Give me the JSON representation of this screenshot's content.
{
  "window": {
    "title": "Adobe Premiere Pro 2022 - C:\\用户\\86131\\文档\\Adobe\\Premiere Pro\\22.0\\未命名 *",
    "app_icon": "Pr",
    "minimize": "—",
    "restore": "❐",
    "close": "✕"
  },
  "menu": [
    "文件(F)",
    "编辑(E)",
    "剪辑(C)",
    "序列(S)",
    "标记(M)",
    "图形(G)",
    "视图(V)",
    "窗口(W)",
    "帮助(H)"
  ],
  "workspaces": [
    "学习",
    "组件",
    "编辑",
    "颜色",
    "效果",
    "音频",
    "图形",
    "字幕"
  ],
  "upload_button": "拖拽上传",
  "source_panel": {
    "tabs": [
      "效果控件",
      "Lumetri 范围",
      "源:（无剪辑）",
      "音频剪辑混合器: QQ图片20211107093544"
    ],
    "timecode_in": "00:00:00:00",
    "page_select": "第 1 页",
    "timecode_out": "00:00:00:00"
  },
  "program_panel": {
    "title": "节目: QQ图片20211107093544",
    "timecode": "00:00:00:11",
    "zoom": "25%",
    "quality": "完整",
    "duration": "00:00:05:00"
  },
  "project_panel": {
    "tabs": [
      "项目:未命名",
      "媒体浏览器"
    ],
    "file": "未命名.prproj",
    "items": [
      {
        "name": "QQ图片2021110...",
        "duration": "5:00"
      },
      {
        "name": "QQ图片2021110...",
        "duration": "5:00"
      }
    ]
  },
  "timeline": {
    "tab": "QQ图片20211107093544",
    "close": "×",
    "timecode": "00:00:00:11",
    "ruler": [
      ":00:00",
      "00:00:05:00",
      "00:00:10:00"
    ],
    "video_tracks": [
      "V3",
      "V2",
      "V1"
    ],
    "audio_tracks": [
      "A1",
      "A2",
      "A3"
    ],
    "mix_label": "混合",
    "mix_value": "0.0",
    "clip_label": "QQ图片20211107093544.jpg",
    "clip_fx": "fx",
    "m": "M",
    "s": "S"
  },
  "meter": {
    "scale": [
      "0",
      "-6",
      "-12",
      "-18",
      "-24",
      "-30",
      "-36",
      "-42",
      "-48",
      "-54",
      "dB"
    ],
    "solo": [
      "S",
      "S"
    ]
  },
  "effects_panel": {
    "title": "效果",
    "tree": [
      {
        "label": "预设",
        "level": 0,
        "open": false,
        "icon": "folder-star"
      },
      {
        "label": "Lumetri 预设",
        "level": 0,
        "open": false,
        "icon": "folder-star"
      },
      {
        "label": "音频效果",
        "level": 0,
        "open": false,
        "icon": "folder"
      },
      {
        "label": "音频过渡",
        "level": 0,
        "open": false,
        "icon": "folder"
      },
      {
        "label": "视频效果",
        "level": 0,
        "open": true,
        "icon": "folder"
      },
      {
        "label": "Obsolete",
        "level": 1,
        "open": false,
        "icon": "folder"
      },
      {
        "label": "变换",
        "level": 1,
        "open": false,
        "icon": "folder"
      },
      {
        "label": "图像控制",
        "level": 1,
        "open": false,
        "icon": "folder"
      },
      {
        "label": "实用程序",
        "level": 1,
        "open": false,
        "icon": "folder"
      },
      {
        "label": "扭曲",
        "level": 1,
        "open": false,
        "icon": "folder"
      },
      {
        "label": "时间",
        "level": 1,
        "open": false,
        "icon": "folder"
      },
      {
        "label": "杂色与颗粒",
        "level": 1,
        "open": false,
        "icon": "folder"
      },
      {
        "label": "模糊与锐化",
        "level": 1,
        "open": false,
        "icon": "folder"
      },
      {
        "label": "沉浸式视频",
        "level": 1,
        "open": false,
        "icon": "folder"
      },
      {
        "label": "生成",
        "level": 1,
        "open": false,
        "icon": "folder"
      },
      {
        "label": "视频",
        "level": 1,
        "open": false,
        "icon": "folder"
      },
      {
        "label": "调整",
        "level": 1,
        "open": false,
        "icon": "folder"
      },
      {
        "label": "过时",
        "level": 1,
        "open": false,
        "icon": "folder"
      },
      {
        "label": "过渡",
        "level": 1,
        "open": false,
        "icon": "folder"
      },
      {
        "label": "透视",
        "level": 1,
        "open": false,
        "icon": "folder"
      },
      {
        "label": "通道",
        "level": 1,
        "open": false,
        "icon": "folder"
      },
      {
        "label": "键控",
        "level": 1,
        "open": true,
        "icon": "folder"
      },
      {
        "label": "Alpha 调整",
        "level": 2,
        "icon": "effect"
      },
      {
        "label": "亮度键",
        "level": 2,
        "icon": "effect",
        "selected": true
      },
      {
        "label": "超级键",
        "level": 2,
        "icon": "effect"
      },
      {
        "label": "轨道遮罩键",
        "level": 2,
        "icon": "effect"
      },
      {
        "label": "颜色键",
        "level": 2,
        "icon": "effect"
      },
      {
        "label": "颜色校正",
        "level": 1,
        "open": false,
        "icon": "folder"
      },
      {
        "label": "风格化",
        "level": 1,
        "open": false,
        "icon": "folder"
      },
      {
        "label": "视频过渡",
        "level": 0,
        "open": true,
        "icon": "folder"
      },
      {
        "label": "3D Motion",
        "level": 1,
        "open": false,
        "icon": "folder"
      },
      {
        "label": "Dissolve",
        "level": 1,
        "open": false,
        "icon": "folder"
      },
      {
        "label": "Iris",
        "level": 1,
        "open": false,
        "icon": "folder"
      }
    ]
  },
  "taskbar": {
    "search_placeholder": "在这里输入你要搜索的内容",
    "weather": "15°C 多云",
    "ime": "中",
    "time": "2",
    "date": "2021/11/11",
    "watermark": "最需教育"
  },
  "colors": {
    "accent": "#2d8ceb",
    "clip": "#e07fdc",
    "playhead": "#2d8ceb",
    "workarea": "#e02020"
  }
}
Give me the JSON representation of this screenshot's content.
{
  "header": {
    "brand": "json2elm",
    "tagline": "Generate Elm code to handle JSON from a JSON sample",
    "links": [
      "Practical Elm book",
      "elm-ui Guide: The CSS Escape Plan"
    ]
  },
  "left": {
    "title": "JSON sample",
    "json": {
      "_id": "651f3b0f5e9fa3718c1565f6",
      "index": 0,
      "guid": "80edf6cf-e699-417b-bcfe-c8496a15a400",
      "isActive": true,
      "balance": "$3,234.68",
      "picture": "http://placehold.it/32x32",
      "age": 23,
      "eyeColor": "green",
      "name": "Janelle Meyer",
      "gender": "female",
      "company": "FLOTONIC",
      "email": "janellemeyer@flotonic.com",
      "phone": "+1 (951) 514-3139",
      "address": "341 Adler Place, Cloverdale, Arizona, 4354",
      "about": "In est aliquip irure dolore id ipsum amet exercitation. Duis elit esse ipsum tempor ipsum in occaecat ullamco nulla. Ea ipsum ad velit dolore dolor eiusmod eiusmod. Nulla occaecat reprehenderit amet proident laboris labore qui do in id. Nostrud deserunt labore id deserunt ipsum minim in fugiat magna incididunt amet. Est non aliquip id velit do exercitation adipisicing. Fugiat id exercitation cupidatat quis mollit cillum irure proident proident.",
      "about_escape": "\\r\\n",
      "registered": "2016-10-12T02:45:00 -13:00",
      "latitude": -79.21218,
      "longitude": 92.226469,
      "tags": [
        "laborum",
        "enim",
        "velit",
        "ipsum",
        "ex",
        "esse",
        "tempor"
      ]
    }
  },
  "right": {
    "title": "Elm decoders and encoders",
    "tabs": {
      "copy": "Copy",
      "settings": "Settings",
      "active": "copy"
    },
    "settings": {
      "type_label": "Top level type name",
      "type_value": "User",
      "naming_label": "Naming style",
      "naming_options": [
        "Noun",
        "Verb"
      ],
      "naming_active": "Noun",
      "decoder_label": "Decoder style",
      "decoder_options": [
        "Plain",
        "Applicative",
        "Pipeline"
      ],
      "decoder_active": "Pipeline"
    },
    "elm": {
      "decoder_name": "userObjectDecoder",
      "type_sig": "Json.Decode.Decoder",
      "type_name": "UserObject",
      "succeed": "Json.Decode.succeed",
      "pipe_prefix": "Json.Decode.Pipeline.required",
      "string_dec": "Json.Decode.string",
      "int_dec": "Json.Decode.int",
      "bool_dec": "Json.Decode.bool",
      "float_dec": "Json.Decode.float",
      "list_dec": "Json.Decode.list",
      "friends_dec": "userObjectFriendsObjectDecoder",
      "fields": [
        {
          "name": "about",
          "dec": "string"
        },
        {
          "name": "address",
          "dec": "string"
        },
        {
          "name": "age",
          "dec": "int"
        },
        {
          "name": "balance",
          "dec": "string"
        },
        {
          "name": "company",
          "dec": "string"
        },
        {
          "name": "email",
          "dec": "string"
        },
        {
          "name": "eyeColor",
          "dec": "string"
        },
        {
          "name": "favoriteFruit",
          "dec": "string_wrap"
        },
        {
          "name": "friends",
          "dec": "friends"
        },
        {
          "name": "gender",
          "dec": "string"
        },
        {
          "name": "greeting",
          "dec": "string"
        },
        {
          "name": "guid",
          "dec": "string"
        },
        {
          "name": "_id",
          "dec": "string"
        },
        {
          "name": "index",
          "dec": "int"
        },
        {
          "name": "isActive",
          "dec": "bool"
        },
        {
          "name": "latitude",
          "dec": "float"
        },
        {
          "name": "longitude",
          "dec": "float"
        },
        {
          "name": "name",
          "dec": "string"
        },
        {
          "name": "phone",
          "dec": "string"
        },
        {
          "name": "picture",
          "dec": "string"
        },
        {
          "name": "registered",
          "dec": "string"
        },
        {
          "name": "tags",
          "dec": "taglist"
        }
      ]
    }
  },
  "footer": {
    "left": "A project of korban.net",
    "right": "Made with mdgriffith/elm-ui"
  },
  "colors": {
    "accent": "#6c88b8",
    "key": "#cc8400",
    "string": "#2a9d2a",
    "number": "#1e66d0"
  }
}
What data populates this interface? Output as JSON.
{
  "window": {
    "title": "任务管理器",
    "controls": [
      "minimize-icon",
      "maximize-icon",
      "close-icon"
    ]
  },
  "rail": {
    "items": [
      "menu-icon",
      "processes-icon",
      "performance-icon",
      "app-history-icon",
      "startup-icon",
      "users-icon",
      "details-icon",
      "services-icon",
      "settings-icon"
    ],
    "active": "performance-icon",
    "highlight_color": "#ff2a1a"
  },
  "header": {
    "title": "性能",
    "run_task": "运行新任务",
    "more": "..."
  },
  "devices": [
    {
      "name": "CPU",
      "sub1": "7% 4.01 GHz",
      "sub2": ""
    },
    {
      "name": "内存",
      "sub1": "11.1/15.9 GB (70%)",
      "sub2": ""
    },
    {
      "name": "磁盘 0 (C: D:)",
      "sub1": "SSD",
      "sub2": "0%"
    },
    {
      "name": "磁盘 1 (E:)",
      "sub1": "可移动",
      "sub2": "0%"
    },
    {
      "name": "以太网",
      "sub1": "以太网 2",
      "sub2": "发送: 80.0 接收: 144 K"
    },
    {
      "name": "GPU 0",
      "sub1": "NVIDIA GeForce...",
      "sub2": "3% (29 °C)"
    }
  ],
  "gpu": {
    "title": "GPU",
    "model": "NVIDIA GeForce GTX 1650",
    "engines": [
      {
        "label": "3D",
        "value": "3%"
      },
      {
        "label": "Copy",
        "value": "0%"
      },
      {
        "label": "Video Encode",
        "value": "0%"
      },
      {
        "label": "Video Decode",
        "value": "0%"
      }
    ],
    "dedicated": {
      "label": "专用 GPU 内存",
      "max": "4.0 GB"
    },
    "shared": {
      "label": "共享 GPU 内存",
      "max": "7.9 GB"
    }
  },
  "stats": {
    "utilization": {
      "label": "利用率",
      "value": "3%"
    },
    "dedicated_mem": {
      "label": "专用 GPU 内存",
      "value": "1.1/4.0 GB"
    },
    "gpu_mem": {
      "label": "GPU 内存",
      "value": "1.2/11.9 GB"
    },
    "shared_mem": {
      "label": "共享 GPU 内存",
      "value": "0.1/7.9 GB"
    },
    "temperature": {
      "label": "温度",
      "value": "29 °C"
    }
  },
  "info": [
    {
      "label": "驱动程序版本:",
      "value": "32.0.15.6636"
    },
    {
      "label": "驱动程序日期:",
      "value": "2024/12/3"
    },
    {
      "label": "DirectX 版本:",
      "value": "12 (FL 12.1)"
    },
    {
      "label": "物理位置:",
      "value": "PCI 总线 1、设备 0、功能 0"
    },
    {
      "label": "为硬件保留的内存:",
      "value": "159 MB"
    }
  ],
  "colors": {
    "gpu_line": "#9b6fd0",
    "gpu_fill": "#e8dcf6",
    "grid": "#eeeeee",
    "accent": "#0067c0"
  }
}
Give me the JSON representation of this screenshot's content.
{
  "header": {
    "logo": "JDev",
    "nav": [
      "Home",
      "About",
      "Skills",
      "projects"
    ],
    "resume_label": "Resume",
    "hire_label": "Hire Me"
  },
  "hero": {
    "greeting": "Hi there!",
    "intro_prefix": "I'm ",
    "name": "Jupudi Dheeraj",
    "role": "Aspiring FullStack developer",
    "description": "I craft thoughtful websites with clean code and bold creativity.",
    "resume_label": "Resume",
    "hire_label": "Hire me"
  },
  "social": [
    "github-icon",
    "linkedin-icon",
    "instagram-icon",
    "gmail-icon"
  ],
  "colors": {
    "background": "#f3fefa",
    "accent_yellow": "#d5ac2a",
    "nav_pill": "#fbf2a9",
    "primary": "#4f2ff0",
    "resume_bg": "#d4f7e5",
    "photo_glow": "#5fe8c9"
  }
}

Task: Go through the listing above and pull out each line containing the word "picture".

Output of the exercise:
      "picture": "http://placehold.it/32x32",
          "name": "picture",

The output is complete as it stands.